=== WHAT TO DO ===
Copy each entry as it stands, leaving nothing out.

=== DATASET ENTRIES ===
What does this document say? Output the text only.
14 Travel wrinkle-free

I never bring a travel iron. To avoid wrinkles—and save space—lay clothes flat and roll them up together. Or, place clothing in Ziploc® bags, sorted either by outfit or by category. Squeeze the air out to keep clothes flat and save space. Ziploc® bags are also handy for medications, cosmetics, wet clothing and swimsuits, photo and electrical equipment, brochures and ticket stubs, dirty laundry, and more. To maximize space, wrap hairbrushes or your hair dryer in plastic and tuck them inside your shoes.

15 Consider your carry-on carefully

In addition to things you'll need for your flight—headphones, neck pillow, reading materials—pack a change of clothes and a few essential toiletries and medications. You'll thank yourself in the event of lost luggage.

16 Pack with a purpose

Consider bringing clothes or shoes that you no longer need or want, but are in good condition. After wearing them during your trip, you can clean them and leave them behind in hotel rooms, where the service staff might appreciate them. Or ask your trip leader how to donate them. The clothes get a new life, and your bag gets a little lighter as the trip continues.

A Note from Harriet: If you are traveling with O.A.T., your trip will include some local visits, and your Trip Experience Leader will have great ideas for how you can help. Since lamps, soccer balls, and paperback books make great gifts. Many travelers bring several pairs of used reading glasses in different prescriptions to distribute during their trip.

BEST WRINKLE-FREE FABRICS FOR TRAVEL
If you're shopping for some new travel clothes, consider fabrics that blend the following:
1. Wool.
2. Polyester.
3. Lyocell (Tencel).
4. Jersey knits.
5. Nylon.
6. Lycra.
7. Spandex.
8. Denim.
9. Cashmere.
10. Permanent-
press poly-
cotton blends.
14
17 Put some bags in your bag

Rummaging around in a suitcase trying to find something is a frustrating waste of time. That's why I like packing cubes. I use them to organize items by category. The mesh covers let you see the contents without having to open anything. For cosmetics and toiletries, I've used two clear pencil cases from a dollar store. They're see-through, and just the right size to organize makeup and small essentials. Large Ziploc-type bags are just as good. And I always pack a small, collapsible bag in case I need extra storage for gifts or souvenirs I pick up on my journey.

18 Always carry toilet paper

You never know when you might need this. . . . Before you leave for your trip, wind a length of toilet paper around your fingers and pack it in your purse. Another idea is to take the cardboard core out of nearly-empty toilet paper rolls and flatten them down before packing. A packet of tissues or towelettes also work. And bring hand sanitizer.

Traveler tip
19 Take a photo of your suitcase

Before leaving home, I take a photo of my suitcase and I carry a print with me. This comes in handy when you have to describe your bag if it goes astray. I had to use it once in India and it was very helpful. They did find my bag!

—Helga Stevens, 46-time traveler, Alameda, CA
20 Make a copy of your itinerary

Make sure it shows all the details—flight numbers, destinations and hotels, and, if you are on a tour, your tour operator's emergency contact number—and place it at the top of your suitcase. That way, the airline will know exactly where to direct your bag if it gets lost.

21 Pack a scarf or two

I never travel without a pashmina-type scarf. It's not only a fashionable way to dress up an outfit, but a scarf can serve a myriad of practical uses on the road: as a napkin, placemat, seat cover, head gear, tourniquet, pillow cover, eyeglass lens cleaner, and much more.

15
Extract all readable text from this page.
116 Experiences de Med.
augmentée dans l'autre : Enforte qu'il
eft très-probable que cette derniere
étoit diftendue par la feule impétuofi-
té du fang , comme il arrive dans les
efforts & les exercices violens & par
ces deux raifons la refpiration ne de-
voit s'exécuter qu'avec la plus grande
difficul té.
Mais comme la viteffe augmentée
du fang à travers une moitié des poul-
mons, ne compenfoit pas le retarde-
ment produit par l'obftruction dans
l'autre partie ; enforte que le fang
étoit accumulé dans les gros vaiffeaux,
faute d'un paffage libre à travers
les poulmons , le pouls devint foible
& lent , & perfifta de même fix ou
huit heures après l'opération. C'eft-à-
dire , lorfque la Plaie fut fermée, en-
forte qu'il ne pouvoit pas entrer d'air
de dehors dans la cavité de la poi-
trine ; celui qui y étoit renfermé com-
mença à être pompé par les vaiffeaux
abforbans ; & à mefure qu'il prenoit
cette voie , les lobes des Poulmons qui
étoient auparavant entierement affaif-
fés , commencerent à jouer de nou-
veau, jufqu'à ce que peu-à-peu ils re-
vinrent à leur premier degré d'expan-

=== RESPONSE TO THIS TASK ===
What does this document say? Output the text only.
14 Travel wrinkle-free

I never bring a travel iron. To avoid wrinkles—and save space—lay clothes flat and roll them up together. Or, place clothing in Ziploc® bags, sorted either by outfit or by category. Squeeze the air out to keep clothes flat and save space. Ziploc® bags are also handy for medications, cosmetics, wet clothing and swimsuits, photo and electrical equipment, brochures and ticket stubs, dirty laundry, and more. To maximize space, wrap hairbrushes or your hair dryer in plastic and tuck them inside your shoes.

15 Consider your carry-on carefully

In addition to things you'll need for your flight—headphones, neck pillow, reading materials—pack a change of clothes and a few essential toiletries and medications. You'll thank yourself in the event of lost luggage.

16 Pack with a purpose

Consider bringing clothes or shoes that you no longer need or want, but are in good condition. After wearing them during your trip, you can clean them and leave them behind in hotel rooms, where the service staff might appreciate them. Or ask your trip leader how to donate them. The clothes get a new life, and your bag gets a little lighter as the trip continues.

A Note from Harriet: If you are traveling with O.A.T., your trip will include some local visits, and your Trip Experience Leader will have great ideas for how you can help. Since lamps, soccer balls, and paperback books make great gifts. Many travelers bring several pairs of used reading glasses in different prescriptions to distribute during their trip.

BEST WRINKLE-FREE FABRICS FOR TRAVEL
If you're shopping for some new travel clothes, consider fabrics that blend the following:
1. Wool.
2. Polyester.
3. Lyocell (Tencel).
4. Jersey knits.
5. Nylon.
6. Lycra.
7. Spandex.
8. Denim.
9. Cashmere.
10. Permanent-
press poly-
cotton blends.
14
17 Put some bags in your bag

Rummaging around in a suitcase trying to find something is a frustrating waste of time. That's why I like packing cubes. I use them to organize items by category. The mesh covers let you see the contents without having to open anything. For cosmetics and toiletries, I've used two clear pencil cases from a dollar store. They're see-through, and just the right size to organize makeup and small essentials. Large Ziploc-type bags are just as good. And I always pack a small, collapsible bag in case I need extra storage for gifts or souvenirs I pick up on my journey.

18 Always carry toilet paper

You never know when you might need this. . . . Before you leave for your trip, wind a length of toilet paper around your fingers and pack it in your purse. Another idea is to take the cardboard core out of nearly-empty toilet paper rolls and flatten them down before packing. A packet of tissues or towelettes also work. And bring hand sanitizer.

Traveler tip
19 Take a photo of your suitcase

Before leaving home, I take a photo of my suitcase and I carry a print with me. This comes in handy when you have to describe your bag if it goes astray. I had to use it once in India and it was very helpful. They did find my bag!

—Helga Stevens, 46-time traveler, Alameda, CA
20 Make a copy of your itinerary

Make sure it shows all the details—flight numbers, destinations and hotels, and, if you are on a tour, your tour operator's emergency contact number—and place it at the top of your suitcase. That way, the airline will know exactly where to direct your bag if it gets lost.

21 Pack a scarf or two

I never travel without a pashmina-type scarf. It's not only a fashionable way to dress up an outfit, but a scarf can serve a myriad of practical uses on the road: as a napkin, placemat, seat cover, head gear, tourniquet, pillow cover, eyeglass lens cleaner, and much more.

15
Extract all readable text from this page.
116 Experiences de Med.
augmentée dans l'autre : Enforte qu'il
eft très-probable que cette derniere
étoit diftendue par la feule impétuofi-
té du fang , comme il arrive dans les
efforts & les exercices violens & par
ces deux raifons la refpiration ne de-
voit s'exécuter qu'avec la plus grande
difficul té.
Mais comme la viteffe augmentée
du fang à travers une moitié des poul-
mons, ne compenfoit pas le retarde-
ment produit par l'obftruction dans
l'autre partie ; enforte que le fang
étoit accumulé dans les gros vaiffeaux,
faute d'un paffage libre à travers
les poulmons , le pouls devint foible
& lent , & perfifta de même fix ou
huit heures après l'opération. C'eft-à-
dire , lorfque la Plaie fut fermée, en-
forte qu'il ne pouvoit pas entrer d'air
de dehors dans la cavité de la poi-
trine ; celui qui y étoit renfermé com-
mença à être pompé par les vaiffeaux
abforbans ; & à mefure qu'il prenoit
cette voie , les lobes des Poulmons qui
étoient auparavant entierement affaif-
fés , commencerent à jouer de nou-
veau, jufqu'à ce que peu-à-peu ils re-
vinrent à leur premier degré d'expan-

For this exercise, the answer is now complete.